São uma forma intencional de perder tempo, de adiar o processo. Esta linha já estava definida, desenhada e aprovada: de Ferrol até à fronteira portuguesa. Só que nada se acrescentou entre Ferrol e a Corunha; entre Vigo e a fronteira só faltaram as expropriações e o início das obras. Há 13 anos, o Governo parou todo o processo e mandaram retirar as máquinas. Se estava tudo preparado, para que servem novos estudos?
A IP nunca falhou. O que falhou foram os timings, por muitas razões: instruções políticas e planificação política a mais do que o que os recursos humanos são capazes de executar. Às vezes, um país anda mais rápido do que o que as capacidades permitem. Isto não se resolve contratando engenheiros recém-formados.
Se acha que os novos estudos são uma perda de tempo, considera que Espanha não vai fazer nada até 2030 entre Vigo e a fronteira portuguesa?
Vão fazer porque há pressão do Eixo Atlântico, dos agentes económicos e do Governo português.
Porque é que o Eixo Atlântico decidiu apoiar a construção da Linha de Trás-os-Montes?
Não nos envolvemos nas características da linha. Quem define isso são os municípios que serão servidos. Apoiamos uma ligação de Trás-os-Montes com Espanha a partir do aeroporto do Porto porque isto contribui para reduzir o isolamento histórico da região. São os estudos de procura que vão definir que tipo de linha será construída. Se a linha é de alta velocidade ou de velocidade alta, isso não é uma questão política.
Mas o tempo de viagem é importante para o comboio concorrer com outros meios de transporte.
O tempo de viagem é muito importante, mas só pode ser definido conforme o número de utentes. Quanto mais rápido for o comboio, maior o número de passageiros. No entanto, se não parar nas populações intermédias, a linha é menos estruturante. Acredito que de Porto a Bragança a velocidade necessária para a linha ser competitiva será de 200 km/h, não menos do que isso.
A eletrificação da Linha do Douro até à Régua não deverá ficar pronta antes do final de 2025. Que comentário tem a fazer?
Portugal está a tentar recuperar o tempo perdido. Só que para se fazer isso em poucos anos coloca-se um problema: ou se aposta em recursos internos ou externalizam-se as engenharias. Está-se a tentar fazer em dez anos o que não se fez em cem. Estes constrangimentos são óbvios. Não posso opinar muito sobre este tema. Achamos que o tema está encaminhado e que há vontade de fazer a obra.

════════════════

Reescreva o trecho da entrevista desde "Mas o tempo" até "do que isso.", trocando "comboio" por "autocarro". Para responder, baseie-se unicamente na entrevista.

════════════════

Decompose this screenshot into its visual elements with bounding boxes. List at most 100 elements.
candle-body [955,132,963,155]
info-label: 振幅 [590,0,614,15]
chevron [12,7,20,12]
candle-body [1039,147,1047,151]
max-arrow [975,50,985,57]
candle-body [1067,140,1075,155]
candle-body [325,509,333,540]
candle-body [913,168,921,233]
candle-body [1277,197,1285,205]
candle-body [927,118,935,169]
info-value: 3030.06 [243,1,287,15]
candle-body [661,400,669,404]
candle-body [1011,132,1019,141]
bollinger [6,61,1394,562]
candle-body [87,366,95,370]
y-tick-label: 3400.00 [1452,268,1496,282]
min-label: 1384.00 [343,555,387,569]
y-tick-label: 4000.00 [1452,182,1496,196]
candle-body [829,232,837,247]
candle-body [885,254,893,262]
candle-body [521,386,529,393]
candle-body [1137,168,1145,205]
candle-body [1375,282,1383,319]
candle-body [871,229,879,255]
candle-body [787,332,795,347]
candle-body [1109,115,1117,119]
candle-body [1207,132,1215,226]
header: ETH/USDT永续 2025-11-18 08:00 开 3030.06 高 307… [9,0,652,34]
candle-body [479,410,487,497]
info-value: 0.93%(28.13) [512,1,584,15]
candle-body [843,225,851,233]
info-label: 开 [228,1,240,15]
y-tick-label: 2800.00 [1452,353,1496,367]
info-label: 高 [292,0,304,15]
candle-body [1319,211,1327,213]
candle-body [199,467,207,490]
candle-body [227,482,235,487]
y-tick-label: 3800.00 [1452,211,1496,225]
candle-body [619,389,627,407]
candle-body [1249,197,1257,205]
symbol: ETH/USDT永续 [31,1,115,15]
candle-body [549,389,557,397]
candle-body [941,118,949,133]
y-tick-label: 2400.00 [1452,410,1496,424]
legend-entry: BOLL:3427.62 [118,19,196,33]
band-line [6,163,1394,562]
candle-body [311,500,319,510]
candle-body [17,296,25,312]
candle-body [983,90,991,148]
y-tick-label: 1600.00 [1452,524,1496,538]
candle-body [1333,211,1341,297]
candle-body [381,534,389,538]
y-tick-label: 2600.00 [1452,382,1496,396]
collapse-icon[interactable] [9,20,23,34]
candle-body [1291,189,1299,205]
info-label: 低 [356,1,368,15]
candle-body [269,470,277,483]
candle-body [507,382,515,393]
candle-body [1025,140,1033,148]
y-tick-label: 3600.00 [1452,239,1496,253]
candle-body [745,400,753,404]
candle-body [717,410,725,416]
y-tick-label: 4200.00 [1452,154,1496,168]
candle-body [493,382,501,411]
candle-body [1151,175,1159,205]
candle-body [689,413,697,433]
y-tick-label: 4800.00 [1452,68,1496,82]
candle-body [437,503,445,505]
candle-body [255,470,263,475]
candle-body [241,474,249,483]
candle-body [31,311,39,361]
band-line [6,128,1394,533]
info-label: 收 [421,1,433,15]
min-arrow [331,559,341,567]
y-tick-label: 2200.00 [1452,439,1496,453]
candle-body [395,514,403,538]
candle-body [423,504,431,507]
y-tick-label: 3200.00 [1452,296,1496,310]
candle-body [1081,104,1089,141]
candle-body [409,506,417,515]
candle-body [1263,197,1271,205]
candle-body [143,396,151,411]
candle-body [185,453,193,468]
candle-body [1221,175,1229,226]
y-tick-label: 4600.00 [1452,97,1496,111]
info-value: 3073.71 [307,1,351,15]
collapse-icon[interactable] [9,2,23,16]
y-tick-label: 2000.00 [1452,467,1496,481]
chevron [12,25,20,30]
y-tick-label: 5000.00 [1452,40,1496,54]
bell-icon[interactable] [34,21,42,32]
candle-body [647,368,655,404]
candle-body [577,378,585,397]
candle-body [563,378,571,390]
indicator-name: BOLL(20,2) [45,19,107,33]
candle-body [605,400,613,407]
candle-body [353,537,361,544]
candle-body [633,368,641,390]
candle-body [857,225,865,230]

════════════════

> Resultado do exercício:
Mas o tempo de viagem é importante para o autocarro concorrer com outros meios de transporte.
O tempo de viagem é muito importante, mas só pode ser definido conforme o número de utentes. Quanto mais rápido for o autocarro, maior o número de passageiros. No entanto, se não parar nas populações intermédias, a linha é menos estruturante. Acredito que de Porto a Bragança a velocidade necessária para a linha ser competitiva será de 200 km/h, não menos do que isso.